Task description » Transcribe all records exactly.

(Data entries)
+--

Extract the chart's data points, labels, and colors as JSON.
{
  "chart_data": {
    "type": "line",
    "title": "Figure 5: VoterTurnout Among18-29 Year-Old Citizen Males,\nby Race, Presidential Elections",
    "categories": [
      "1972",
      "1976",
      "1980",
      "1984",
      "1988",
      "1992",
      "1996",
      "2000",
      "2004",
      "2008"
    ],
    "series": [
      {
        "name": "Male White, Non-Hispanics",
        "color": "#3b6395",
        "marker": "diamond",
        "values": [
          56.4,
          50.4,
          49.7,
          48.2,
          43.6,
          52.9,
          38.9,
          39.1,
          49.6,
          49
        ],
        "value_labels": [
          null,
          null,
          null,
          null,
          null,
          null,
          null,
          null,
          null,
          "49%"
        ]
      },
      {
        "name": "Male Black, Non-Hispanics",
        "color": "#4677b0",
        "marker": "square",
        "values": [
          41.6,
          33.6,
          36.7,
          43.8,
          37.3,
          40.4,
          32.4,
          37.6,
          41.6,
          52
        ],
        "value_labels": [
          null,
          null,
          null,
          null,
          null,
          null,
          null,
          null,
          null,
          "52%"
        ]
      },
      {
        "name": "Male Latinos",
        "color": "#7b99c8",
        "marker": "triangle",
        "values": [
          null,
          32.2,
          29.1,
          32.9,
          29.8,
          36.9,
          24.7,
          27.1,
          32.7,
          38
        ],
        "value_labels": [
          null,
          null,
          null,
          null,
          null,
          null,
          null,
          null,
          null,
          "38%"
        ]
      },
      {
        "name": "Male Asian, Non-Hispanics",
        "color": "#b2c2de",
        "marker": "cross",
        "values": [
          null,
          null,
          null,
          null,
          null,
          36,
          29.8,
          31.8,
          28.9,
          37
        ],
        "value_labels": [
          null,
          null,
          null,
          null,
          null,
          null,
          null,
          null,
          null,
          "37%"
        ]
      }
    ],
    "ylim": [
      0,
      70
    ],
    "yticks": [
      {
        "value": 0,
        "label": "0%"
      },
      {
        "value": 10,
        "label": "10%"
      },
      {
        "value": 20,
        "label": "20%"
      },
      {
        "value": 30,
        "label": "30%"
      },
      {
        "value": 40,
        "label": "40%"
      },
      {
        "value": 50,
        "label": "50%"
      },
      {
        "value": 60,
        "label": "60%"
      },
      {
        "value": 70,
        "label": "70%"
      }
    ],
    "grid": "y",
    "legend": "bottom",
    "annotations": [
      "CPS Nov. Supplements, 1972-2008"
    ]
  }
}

+--

Task response »
Extract the chart's data points, labels, and colors as JSON.
{
  "chart_data": {
    "type": "line",
    "title": "Figure 5: VoterTurnout Among18-29 Year-Old Citizen Males,\nby Race, Presidential Elections",
    "categories": [
      "1972",
      "1976",
      "1980",
      "1984",
      "1988",
      "1992",
      "1996",
      "2000",
      "2004",
      "2008"
    ],
    "series": [
      {
        "name": "Male White, Non-Hispanics",
        "color": "#3b6395",
        "marker": "diamond",
        "values": [
          56.4,
          50.4,
          49.7,
          48.2,
          43.6,
          52.9,
          38.9,
          39.1,
          49.6,
          49
        ],
        "value_labels": [
          null,
          null,
          null,
          null,
          null,
          null,
          null,
          null,
          null,
          "49%"
        ]
      },
      {
        "name": "Male Black, Non-Hispanics",
        "color": "#4677b0",
        "marker": "square",
        "values": [
          41.6,
          33.6,
          36.7,
          43.8,
          37.3,
          40.4,
          32.4,
          37.6,
          41.6,
          52
        ],
        "value_labels": [
          null,
          null,
          null,
          null,
          null,
          null,
          null,
          null,
          null,
          "52%"
        ]
      },
      {
        "name": "Male Latinos",
        "color": "#7b99c8",
        "marker": "triangle",
        "values": [
          null,
          32.2,
          29.1,
          32.9,
          29.8,
          36.9,
          24.7,
          27.1,
          32.7,
          38
        ],
        "value_labels": [
          null,
          null,
          null,
          null,
          null,
          null,
          null,
          null,
          null,
          "38%"
        ]
      },
      {
        "name": "Male Asian, Non-Hispanics",
        "color": "#b2c2de",
        "marker": "cross",
        "values": [
          null,
          null,
          null,
          null,
          null,
          36,
          29.8,
          31.8,
          28.9,
          37
        ],
        "value_labels": [
          null,
          null,
          null,
          null,
          null,
          null,
          null,
          null,
          null,
          "37%"
        ]
      }
    ],
    "ylim": [
      0,
      70
    ],
    "yticks": [
      {
        "value": 0,
        "label": "0%"
      },
      {
        "value": 10,
        "label": "10%"
      },
      {
        "value": 20,
        "label": "20%"
      },
      {
        "value": 30,
        "label": "30%"
      },
      {
        "value": 40,
        "label": "40%"
      },
      {
        "value": 50,
        "label": "50%"
      },
      {
        "value": 60,
        "label": "60%"
      },
      {
        "value": 70,
        "label": "70%"
      }
    ],
    "grid": "y",
    "legend": "bottom",
    "annotations": [
      "CPS Nov. Supplements, 1972-2008"
    ]
  }
}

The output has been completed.